◆ **Texte proposé**
En dépit des infimes réserves que nous avons soulevées en présentant certains des articles qui composent le volume, la lecture de celui-ci est un vrai régal pour qui s’intéresse à l’Antiquité, l’agrément des textes étant puissamment soutenu par des reproductions en couleur d’une excellente qualité, ce pour quoi il convient de remercier les Presses universitaires de Franche-Comté. L’ouvrage est aussi en quelque sorte une matérialisation imprimée de l’esprit qui préside au site antiquipop (https://antiquipop.hypotheses.org), lequel abrite, comme son nom l’indique, des ressources d’une richesse immense concernant la réception de l’Antiquité dans la pop-culture. Il y a là une clef d’accès privilégiée à l’héritage antique, indispensable pour ne pas le laisser se réduire à l’apanage d’une poignée d’érudits et offrir au grand public un contre-point bienvenu à des approches simplificatrices et parfois douteuses.

Compte tenu de l’ampleur des périodes embrassées et de l’ambition synthétique du volume, il est probablement malvenu d’en chicaner les auteurs à propos de la biographie; signalons cependant que concernant la période révolutionnaire (évoquée par exemple p. 92-94), on consultera désormais les travaux d’Hélène Parent, et en particulier Modernes Cicéron: la romanité des orateurs révolutionnaires (1789-1805), Paris, 2022. La qualité matérielle est bonne, malgré d’inévitables coquilles (p. 93, lire “préteur” et non “prêteur”; p. 99, homines fabri et non homini; p. 119: “Quoi qu’il en soit” et non “Quoiqu’il en soit”, etc.), abus de langage (p. 98, on ne peut pas dire que César a été “littéralement foudroyé” à Gadès devant la statue d’Alexandre; p. 135 et 197, l’adjectif “éponyme” est utilisé à mauvais escient) et redites d’une phrase ou d’un paragraphe à l’autre (p. 136 et 203).

 

Authors and Titles

Introduction (par Claire Mercier et Fabien Bièvre-Perrin)

 

I- César, de l’Antiquité aux années 1960

La réception de César durant l’Antiquité (par Thomas Guard et Nicolas Ben Mustapha)

Focus: Les monnaies de César (49-44) (par Maxime Cambreling)

La figure de Jules César dans la littérature médiévale (par Bernard Ribémont)

Focus: Les représentations de Jules César au Moyen Âge (par Graziella Pastore)

◆ **Consignes**
(a) Dans le compte rendu, réécrivez le passage qui commence par "La figure de" et se termine par "(par Graziella Pastore)" en remplaçant "Jules César" par "Caius Julius Caesar".
(b) D'après le compte rendu, quelle maison d'édition faut-il remercier pour la qualité des reproductions en couleur ?
Les données ci-dessous proviennent d'une source distincte.

Données tirées d'une collection:
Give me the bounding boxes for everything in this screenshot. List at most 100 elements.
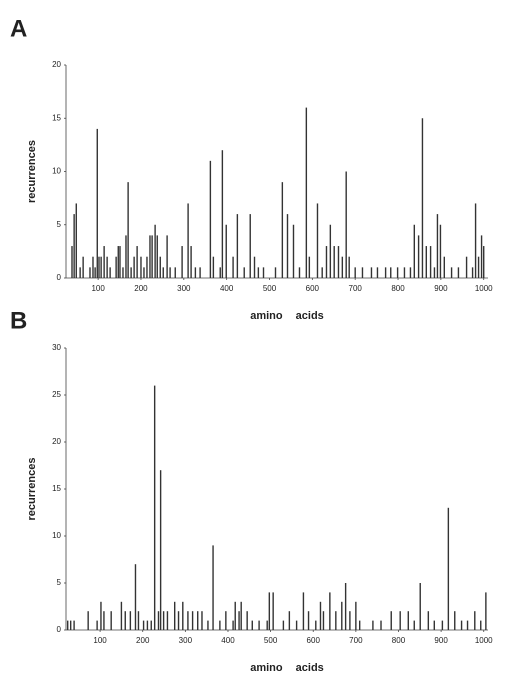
bar — [396, 267, 399, 278]
x-tick-label: 500 — [263, 284, 277, 293]
bar — [173, 601, 176, 630]
bar — [358, 620, 361, 630]
bar — [413, 620, 415, 630]
bar — [71, 246, 73, 278]
bar — [483, 246, 485, 278]
bar — [166, 611, 169, 630]
bar — [427, 611, 430, 630]
bar — [403, 267, 406, 278]
x-tick-label: 300 — [179, 636, 193, 645]
bar — [236, 214, 239, 278]
bar — [390, 267, 392, 278]
bar — [103, 246, 105, 278]
bar — [337, 246, 340, 278]
bar — [298, 267, 301, 278]
bar — [246, 611, 248, 630]
bar — [187, 203, 189, 278]
x-tick-label: 600 — [307, 636, 321, 645]
bar — [417, 235, 420, 278]
bar — [322, 611, 325, 630]
bar — [399, 611, 401, 630]
bar — [344, 583, 347, 630]
bar — [100, 601, 102, 630]
bar — [174, 267, 176, 278]
bar — [69, 620, 72, 630]
bar — [232, 256, 234, 278]
bar — [308, 256, 311, 278]
x-axis-label: amino acids — [250, 310, 324, 322]
bar — [380, 620, 382, 630]
bar — [89, 267, 91, 278]
x-tick-label: 900 — [434, 636, 448, 645]
bar — [177, 611, 180, 630]
bar — [119, 246, 121, 278]
bar — [169, 267, 171, 278]
bar — [209, 160, 212, 278]
x-tick-label: 800 — [391, 284, 405, 293]
bar — [370, 267, 373, 278]
bar — [197, 611, 199, 630]
y-tick-label: 30 — [52, 343, 61, 352]
panel-label: A — [10, 15, 27, 42]
bar — [281, 182, 284, 278]
bar — [447, 507, 450, 630]
bar — [249, 214, 251, 278]
bar — [221, 150, 224, 278]
bar — [201, 611, 203, 630]
bar — [316, 203, 319, 278]
bar — [335, 611, 337, 630]
bar — [321, 267, 323, 278]
y-tick-label: 0 — [57, 273, 62, 282]
bar — [282, 620, 285, 630]
bar — [122, 267, 124, 278]
bar — [302, 592, 305, 630]
x-tick-label: 1000 — [475, 284, 493, 293]
bar — [142, 620, 145, 630]
bar — [96, 620, 98, 630]
bar — [480, 620, 482, 630]
bar — [181, 246, 183, 278]
bar — [191, 611, 194, 630]
bar — [295, 620, 298, 630]
bar — [106, 256, 108, 278]
bar — [159, 256, 161, 278]
bar — [133, 256, 135, 278]
bar — [87, 611, 89, 630]
bar — [124, 611, 126, 630]
bar — [292, 224, 295, 278]
x-tick-label: 500 — [264, 636, 278, 645]
bar — [268, 592, 271, 630]
bar — [234, 601, 236, 630]
bar — [433, 267, 436, 278]
bar — [98, 256, 100, 278]
bar — [441, 620, 444, 630]
bar — [325, 246, 328, 278]
bar — [73, 620, 75, 630]
bar — [474, 611, 476, 630]
x-tick-label: 200 — [134, 284, 148, 293]
y-tick-label: 0 — [57, 625, 62, 634]
bar — [146, 256, 148, 278]
bar — [134, 564, 137, 630]
bar — [73, 214, 75, 278]
bar — [407, 611, 409, 630]
bar — [421, 118, 424, 278]
bar — [92, 256, 94, 278]
bar — [390, 611, 392, 630]
bar — [94, 267, 96, 278]
bar — [485, 592, 487, 630]
bar — [159, 470, 162, 630]
bar — [466, 620, 469, 630]
x-tick-label: 700 — [349, 636, 363, 645]
bar — [162, 267, 164, 278]
bar — [225, 611, 227, 630]
x-tick-label: 300 — [177, 284, 191, 293]
bar — [315, 620, 317, 630]
bar — [154, 224, 156, 278]
bar — [361, 267, 364, 278]
bar — [251, 620, 253, 630]
x-tick-label: 800 — [392, 636, 406, 645]
bar — [439, 224, 442, 278]
bar — [67, 620, 69, 630]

◆ **Corrigé**
(a)
La figure de Caius Julius Caesar dans la littérature médiévale (par Bernard Ribémont)

Focus: Les représentations de Caius Julius Caesar au Moyen Âge (par Graziella Pastore)

(b) Les Presses universitaires de Franche-Comté.